▶ WORK INSTRUCTIONS:
Reproduce all the lines exactly as they stand, apart from the pictures.

[Data excerpts]
________________________________________

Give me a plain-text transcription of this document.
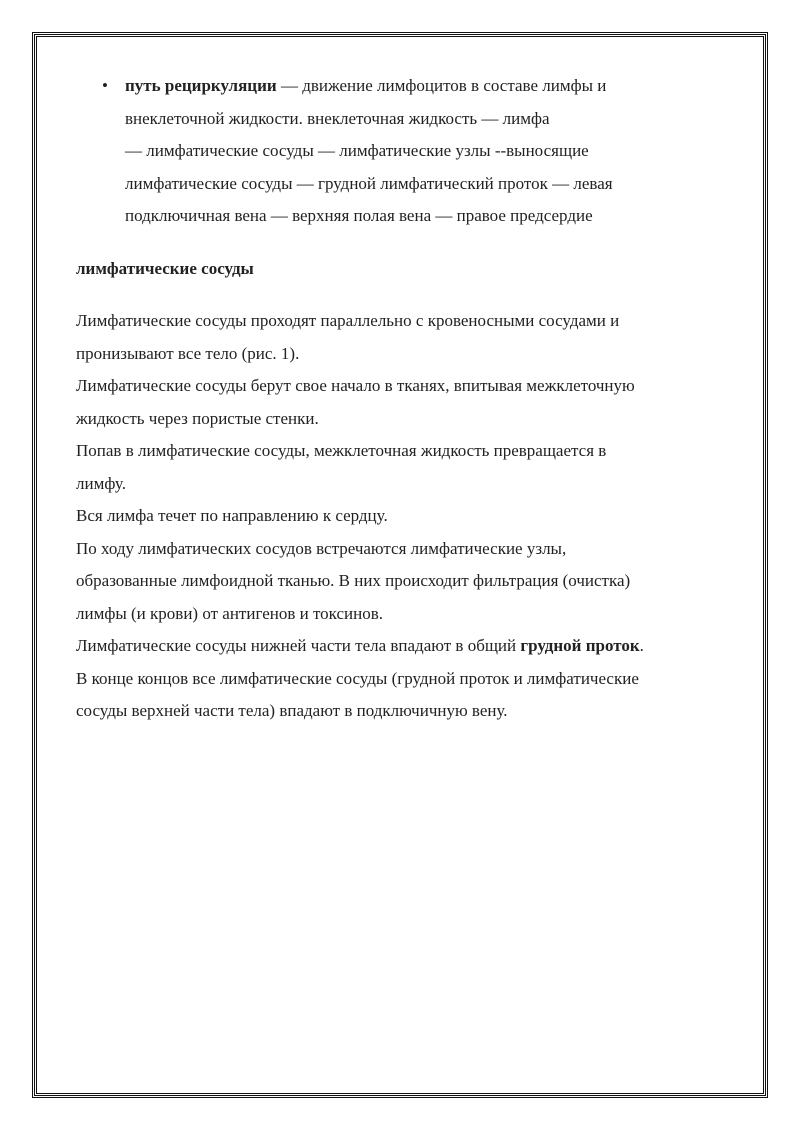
• путь рециркуляции — движение лимфоцитов в составе лимфы и

внеклеточной жидкости. внеклеточная жидкость — лимфа

— лимфатические сосуды — лимфатические узлы --выносящие

лимфатические сосуды — грудной лимфатический проток — левая

подключичная вена — верхняя полая вена — правое предсердие

лимфатические сосуды

Лимфатические сосуды проходят параллельно с кровеносными сосудами и

пронизывают все тело (рис. 1).

Лимфатические сосуды берут свое начало в тканях, впитывая межклеточную

жидкость через пористые стенки.

Попав в лимфатические сосуды, межклеточная жидкость превращается в

лимфу.

Вся лимфа течет по направлению к сердцу.

По ходу лимфатических сосудов встречаются лимфатические узлы,

образованные лимфоидной тканью. В них происходит фильтрация (очистка)

лимфы (и крови) от антигенов и токсинов.

Лимфатические сосуды нижней части тела впадают в общий грудной проток.

В конце концов все лимфатические сосуды (грудной проток и лимфатические

сосуды верхней части тела) впадают в подключичную вену.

________________________________________

▶ EXERCISE OUTPUT:
Give me a plain-text transcription of this document.
• путь рециркуляции — движение лимфоцитов в составе лимфы и

внеклеточной жидкости. внеклеточная жидкость — лимфа

— лимфатические сосуды — лимфатические узлы --выносящие

лимфатические сосуды — грудной лимфатический проток — левая

подключичная вена — верхняя полая вена — правое предсердие

лимфатические сосуды

Лимфатические сосуды проходят параллельно с кровеносными сосудами и

пронизывают все тело (рис. 1).

Лимфатические сосуды берут свое начало в тканях, впитывая межклеточную

жидкость через пористые стенки.

Попав в лимфатические сосуды, межклеточная жидкость превращается в

лимфу.

Вся лимфа течет по направлению к сердцу.

По ходу лимфатических сосудов встречаются лимфатические узлы,

образованные лимфоидной тканью. В них происходит фильтрация (очистка)

лимфы (и крови) от антигенов и токсинов.

Лимфатические сосуды нижней части тела впадают в общий грудной проток.

В конце концов все лимфатические сосуды (грудной проток и лимфатические

сосуды верхней части тела) впадают в подключичную вену.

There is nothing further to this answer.